- Task:
Quote the listing below in its entirety.

Begin Provided data

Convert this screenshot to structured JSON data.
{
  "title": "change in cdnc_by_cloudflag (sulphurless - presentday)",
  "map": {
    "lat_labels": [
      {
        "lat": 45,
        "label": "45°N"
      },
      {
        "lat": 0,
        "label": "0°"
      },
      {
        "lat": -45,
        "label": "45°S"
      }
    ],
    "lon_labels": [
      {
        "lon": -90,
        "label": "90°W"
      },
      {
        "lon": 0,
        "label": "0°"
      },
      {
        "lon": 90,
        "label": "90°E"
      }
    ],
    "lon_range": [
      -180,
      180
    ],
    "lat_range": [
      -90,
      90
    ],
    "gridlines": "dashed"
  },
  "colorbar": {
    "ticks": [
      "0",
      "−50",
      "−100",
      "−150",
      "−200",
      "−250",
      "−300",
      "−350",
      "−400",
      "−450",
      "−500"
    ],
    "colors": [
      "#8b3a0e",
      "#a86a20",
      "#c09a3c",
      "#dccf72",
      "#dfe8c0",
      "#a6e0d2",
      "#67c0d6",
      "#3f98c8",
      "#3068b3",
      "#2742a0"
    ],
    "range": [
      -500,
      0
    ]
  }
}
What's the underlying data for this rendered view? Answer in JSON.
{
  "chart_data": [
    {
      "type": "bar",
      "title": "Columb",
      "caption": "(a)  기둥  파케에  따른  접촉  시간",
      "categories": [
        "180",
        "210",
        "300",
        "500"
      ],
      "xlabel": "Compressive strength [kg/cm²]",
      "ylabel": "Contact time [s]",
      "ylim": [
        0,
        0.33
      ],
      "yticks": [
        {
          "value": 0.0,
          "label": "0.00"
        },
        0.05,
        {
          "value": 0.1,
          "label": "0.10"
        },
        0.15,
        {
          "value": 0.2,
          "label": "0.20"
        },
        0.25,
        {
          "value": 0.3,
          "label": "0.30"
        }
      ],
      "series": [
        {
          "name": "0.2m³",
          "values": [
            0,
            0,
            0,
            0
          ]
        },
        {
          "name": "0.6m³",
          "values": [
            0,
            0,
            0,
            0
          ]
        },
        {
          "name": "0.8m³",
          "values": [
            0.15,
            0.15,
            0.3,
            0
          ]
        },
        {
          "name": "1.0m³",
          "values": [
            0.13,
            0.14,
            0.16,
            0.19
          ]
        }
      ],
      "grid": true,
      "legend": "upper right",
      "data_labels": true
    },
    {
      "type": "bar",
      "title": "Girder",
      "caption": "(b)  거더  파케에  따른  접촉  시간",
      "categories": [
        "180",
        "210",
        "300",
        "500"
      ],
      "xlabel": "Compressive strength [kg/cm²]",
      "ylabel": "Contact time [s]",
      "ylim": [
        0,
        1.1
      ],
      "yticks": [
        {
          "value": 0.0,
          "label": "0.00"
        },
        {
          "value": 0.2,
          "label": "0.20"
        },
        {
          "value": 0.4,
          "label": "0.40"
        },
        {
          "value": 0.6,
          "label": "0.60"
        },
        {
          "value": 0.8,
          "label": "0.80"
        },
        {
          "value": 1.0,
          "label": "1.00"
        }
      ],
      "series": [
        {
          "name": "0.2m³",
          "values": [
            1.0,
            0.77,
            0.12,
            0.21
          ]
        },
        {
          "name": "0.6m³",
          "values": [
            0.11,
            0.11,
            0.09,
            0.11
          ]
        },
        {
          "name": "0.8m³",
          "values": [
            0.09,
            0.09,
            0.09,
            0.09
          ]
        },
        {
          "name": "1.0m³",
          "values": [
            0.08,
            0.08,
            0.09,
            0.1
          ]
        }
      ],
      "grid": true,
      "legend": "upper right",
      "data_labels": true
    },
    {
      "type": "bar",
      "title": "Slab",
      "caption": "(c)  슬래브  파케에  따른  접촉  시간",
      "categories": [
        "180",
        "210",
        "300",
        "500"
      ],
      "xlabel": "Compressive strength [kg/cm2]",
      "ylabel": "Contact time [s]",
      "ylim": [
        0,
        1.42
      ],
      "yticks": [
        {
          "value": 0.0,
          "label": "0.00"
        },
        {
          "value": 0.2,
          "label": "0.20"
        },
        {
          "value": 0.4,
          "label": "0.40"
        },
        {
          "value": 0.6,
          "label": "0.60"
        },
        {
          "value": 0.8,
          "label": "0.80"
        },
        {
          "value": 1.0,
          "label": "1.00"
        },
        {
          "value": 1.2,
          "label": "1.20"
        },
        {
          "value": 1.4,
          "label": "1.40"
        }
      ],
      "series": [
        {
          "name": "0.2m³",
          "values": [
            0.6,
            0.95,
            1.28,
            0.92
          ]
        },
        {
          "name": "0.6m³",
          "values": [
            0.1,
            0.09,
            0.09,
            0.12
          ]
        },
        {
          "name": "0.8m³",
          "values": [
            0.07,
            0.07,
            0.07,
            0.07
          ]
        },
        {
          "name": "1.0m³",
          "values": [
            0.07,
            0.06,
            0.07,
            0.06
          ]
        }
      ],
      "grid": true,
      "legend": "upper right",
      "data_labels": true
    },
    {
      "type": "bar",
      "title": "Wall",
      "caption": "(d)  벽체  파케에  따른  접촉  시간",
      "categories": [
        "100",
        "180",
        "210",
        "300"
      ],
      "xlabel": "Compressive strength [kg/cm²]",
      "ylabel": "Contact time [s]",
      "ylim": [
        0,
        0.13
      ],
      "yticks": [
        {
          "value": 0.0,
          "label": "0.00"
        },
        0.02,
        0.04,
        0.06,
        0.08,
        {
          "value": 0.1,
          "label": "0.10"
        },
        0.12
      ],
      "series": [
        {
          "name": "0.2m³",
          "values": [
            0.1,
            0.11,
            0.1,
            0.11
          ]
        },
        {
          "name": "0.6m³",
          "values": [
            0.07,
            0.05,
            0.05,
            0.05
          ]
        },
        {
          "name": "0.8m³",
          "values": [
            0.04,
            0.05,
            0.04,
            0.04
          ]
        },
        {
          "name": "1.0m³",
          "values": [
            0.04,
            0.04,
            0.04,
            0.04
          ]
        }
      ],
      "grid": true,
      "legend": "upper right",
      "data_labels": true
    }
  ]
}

End Provided data

- Result of the task:
Convert this screenshot to structured JSON data.
{
  "title": "change in cdnc_by_cloudflag (sulphurless - presentday)",
  "map": {
    "lat_labels": [
      {
        "lat": 45,
        "label": "45°N"
      },
      {
        "lat": 0,
        "label": "0°"
      },
      {
        "lat": -45,
        "label": "45°S"
      }
    ],
    "lon_labels": [
      {
        "lon": -90,
        "label": "90°W"
      },
      {
        "lon": 0,
        "label": "0°"
      },
      {
        "lon": 90,
        "label": "90°E"
      }
    ],
    "lon_range": [
      -180,
      180
    ],
    "lat_range": [
      -90,
      90
    ],
    "gridlines": "dashed"
  },
  "colorbar": {
    "ticks": [
      "0",
      "−50",
      "−100",
      "−150",
      "−200",
      "−250",
      "−300",
      "−350",
      "−400",
      "−450",
      "−500"
    ],
    "colors": [
      "#8b3a0e",
      "#a86a20",
      "#c09a3c",
      "#dccf72",
      "#dfe8c0",
      "#a6e0d2",
      "#67c0d6",
      "#3f98c8",
      "#3068b3",
      "#2742a0"
    ],
    "range": [
      -500,
      0
    ]
  }
}
What's the underlying data for this rendered view? Answer in JSON.
{
  "chart_data": [
    {
      "type": "bar",
      "title": "Columb",
      "caption": "(a)  기둥  파케에  따른  접촉  시간",
      "categories": [
        "180",
        "210",
        "300",
        "500"
      ],
      "xlabel": "Compressive strength [kg/cm²]",
      "ylabel": "Contact time [s]",
      "ylim": [
        0,
        0.33
      ],
      "yticks": [
        {
          "value": 0.0,
          "label": "0.00"
        },
        0.05,
        {
          "value": 0.1,
          "label": "0.10"
        },
        0.15,
        {
          "value": 0.2,
          "label": "0.20"
        },
        0.25,
        {
          "value": 0.3,
          "label": "0.30"
        }
      ],
      "series": [
        {
          "name": "0.2m³",
          "values": [
            0,
            0,
            0,
            0
          ]
        },
        {
          "name": "0.6m³",
          "values": [
            0,
            0,
            0,
            0
          ]
        },
        {
          "name": "0.8m³",
          "values": [
            0.15,
            0.15,
            0.3,
            0
          ]
        },
        {
          "name": "1.0m³",
          "values": [
            0.13,
            0.14,
            0.16,
            0.19
          ]
        }
      ],
      "grid": true,
      "legend": "upper right",
      "data_labels": true
    },
    {
      "type": "bar",
      "title": "Girder",
      "caption": "(b)  거더  파케에  따른  접촉  시간",
      "categories": [
        "180",
        "210",
        "300",
        "500"
      ],
      "xlabel": "Compressive strength [kg/cm²]",
      "ylabel": "Contact time [s]",
      "ylim": [
        0,
        1.1
      ],
      "yticks": [
        {
          "value": 0.0,
          "label": "0.00"
        },
        {
          "value": 0.2,
          "label": "0.20"
        },
        {
          "value": 0.4,
          "label": "0.40"
        },
        {
          "value": 0.6,
          "label": "0.60"
        },
        {
          "value": 0.8,
          "label": "0.80"
        },
        {
          "value": 1.0,
          "label": "1.00"
        }
      ],
      "series": [
        {
          "name": "0.2m³",
          "values": [
            1.0,
            0.77,
            0.12,
            0.21
          ]
        },
        {
          "name": "0.6m³",
          "values": [
            0.11,
            0.11,
            0.09,
            0.11
          ]
        },
        {
          "name": "0.8m³",
          "values": [
            0.09,
            0.09,
            0.09,
            0.09
          ]
        },
        {
          "name": "1.0m³",
          "values": [
            0.08,
            0.08,
            0.09,
            0.1
          ]
        }
      ],
      "grid": true,
      "legend": "upper right",
      "data_labels": true
    },
    {
      "type": "bar",
      "title": "Slab",
      "caption": "(c)  슬래브  파케에  따른  접촉  시간",
      "categories": [
        "180",
        "210",
        "300",
        "500"
      ],
      "xlabel": "Compressive strength [kg/cm2]",
      "ylabel": "Contact time [s]",
      "ylim": [
        0,
        1.42
      ],
      "yticks": [
        {
          "value": 0.0,
          "label": "0.00"
        },
        {
          "value": 0.2,
          "label": "0.20"
        },
        {
          "value": 0.4,
          "label": "0.40"
        },
        {
          "value": 0.6,
          "label": "0.60"
        },
        {
          "value": 0.8,
          "label": "0.80"
        },
        {
          "value": 1.0,
          "label": "1.00"
        },
        {
          "value": 1.2,
          "label": "1.20"
        },
        {
          "value": 1.4,
          "label": "1.40"
        }
      ],
      "series": [
        {
          "name": "0.2m³",
          "values": [
            0.6,
            0.95,
            1.28,
            0.92
          ]
        },
        {
          "name": "0.6m³",
          "values": [
            0.1,
            0.09,
            0.09,
            0.12
          ]
        },
        {
          "name": "0.8m³",
          "values": [
            0.07,
            0.07,
            0.07,
            0.07
          ]
        },
        {
          "name": "1.0m³",
          "values": [
            0.07,
            0.06,
            0.07,
            0.06
          ]
        }
      ],
      "grid": true,
      "legend": "upper right",
      "data_labels": true
    },
    {
      "type": "bar",
      "title": "Wall",
      "caption": "(d)  벽체  파케에  따른  접촉  시간",
      "categories": [
        "100",
        "180",
        "210",
        "300"
      ],
      "xlabel": "Compressive strength [kg/cm²]",
      "ylabel": "Contact time [s]",
      "ylim": [
        0,
        0.13
      ],
      "yticks": [
        {
          "value": 0.0,
          "label": "0.00"
        },
        0.02,
        0.04,
        0.06,
        0.08,
        {
          "value": 0.1,
          "label": "0.10"
        },
        0.12
      ],
      "series": [
        {
          "name": "0.2m³",
          "values": [
            0.1,
            0.11,
            0.1,
            0.11
          ]
        },
        {
          "name": "0.6m³",
          "values": [
            0.07,
            0.05,
            0.05,
            0.05
          ]
        },
        {
          "name": "0.8m³",
          "values": [
            0.04,
            0.05,
            0.04,
            0.04
          ]
        },
        {
          "name": "1.0m³",
          "values": [
            0.04,
            0.04,
            0.04,
            0.04
          ]
        }
      ],
      "grid": true,
      "legend": "upper right",
      "data_labels": true
    }
  ]
}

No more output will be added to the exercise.